-- Start Entries supplied --
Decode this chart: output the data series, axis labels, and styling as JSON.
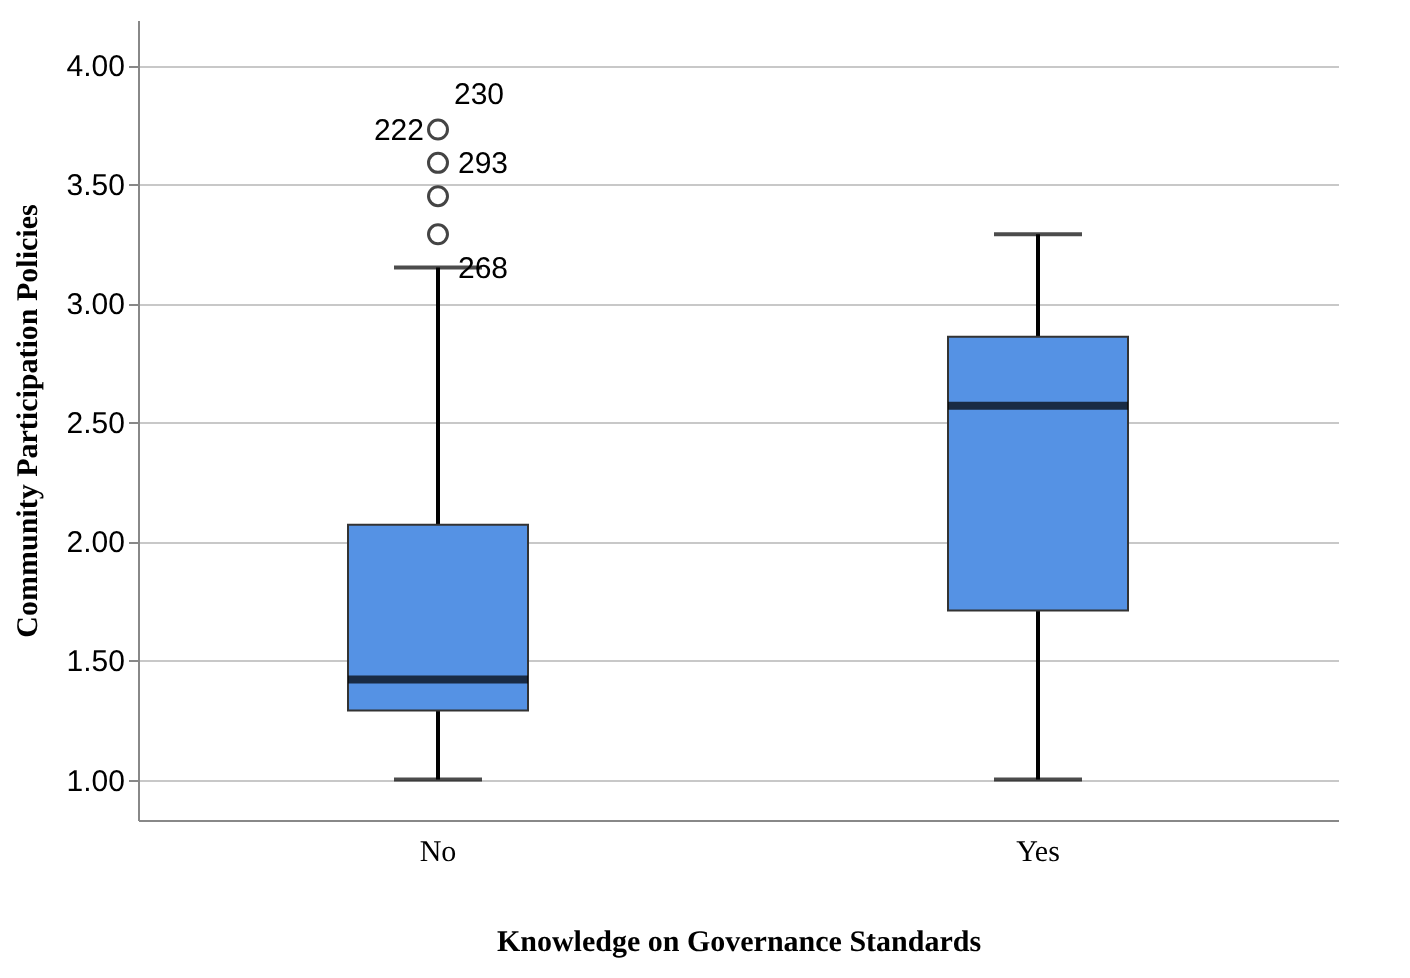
{
  "chart_data": {
    "type": "box",
    "xlabel": "Knowledge on Governance Standards",
    "ylabel": "Community Participation Policies",
    "categories": [
      "No",
      "Yes"
    ],
    "boxes": [
      {
        "low": 1.0,
        "q1": 1.29,
        "median": 1.42,
        "q3": 2.07,
        "high": 3.15
      },
      {
        "low": 1.0,
        "q1": 1.71,
        "median": 2.57,
        "q3": 2.86,
        "high": 3.29
      }
    ],
    "series": [
      {
        "type": "scatter",
        "x": [
          "No",
          "No",
          "No",
          "No"
        ],
        "values": [
          3.29,
          3.45,
          3.59,
          3.73
        ],
        "color": "#444444"
      }
    ],
    "color": "#5592e4",
    "ylim": [
      0.83,
      4.19
    ],
    "yticks": [
      {
        "value": 1,
        "label": "1.00"
      },
      {
        "value": 1.5,
        "label": "1.50"
      },
      {
        "value": 2,
        "label": "2.00"
      },
      {
        "value": 2.5,
        "label": "2.50"
      },
      {
        "value": 3,
        "label": "3.00"
      },
      {
        "value": 3.5,
        "label": "3.50"
      },
      {
        "value": 4,
        "label": "4.00"
      }
    ],
    "grid": "y",
    "marker": "circle",
    "annotations": [
      {
        "text": "222",
        "x": "No",
        "y": 3.73
      },
      {
        "text": "230",
        "x": "No",
        "y": 3.73
      },
      {
        "text": "293",
        "x": "No",
        "y": 3.59
      },
      {
        "text": "268",
        "x": "No",
        "y": 3.15
      }
    ]
  }
}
-- End Entries supplied --
** Objective **
Repeat the material above verbatim, with no pictures in the output.

** Problem solution **
Decode this chart: output the data series, axis labels, and styling as JSON.
{
  "chart_data": {
    "type": "box",
    "xlabel": "Knowledge on Governance Standards",
    "ylabel": "Community Participation Policies",
    "categories": [
      "No",
      "Yes"
    ],
    "boxes": [
      {
        "low": 1.0,
        "q1": 1.29,
        "median": 1.42,
        "q3": 2.07,
        "high": 3.15
      },
      {
        "low": 1.0,
        "q1": 1.71,
        "median": 2.57,
        "q3": 2.86,
        "high": 3.29
      }
    ],
    "series": [
      {
        "type": "scatter",
        "x": [
          "No",
          "No",
          "No",
          "No"
        ],
        "values": [
          3.29,
          3.45,
          3.59,
          3.73
        ],
        "color": "#444444"
      }
    ],
    "color": "#5592e4",
    "ylim": [
      0.83,
      4.19
    ],
    "yticks": [
      {
        "value": 1,
        "label": "1.00"
      },
      {
        "value": 1.5,
        "label": "1.50"
      },
      {
        "value": 2,
        "label": "2.00"
      },
      {
        "value": 2.5,
        "label": "2.50"
      },
      {
        "value": 3,
        "label": "3.00"
      },
      {
        "value": 3.5,
        "label": "3.50"
      },
      {
        "value": 4,
        "label": "4.00"
      }
    ],
    "grid": "y",
    "marker": "circle",
    "annotations": [
      {
        "text": "222",
        "x": "No",
        "y": 3.73
      },
      {
        "text": "230",
        "x": "No",
        "y": 3.73
      },
      {
        "text": "293",
        "x": "No",
        "y": 3.59
      },
      {
        "text": "268",
        "x": "No",
        "y": 3.15
      }
    ]
  }
}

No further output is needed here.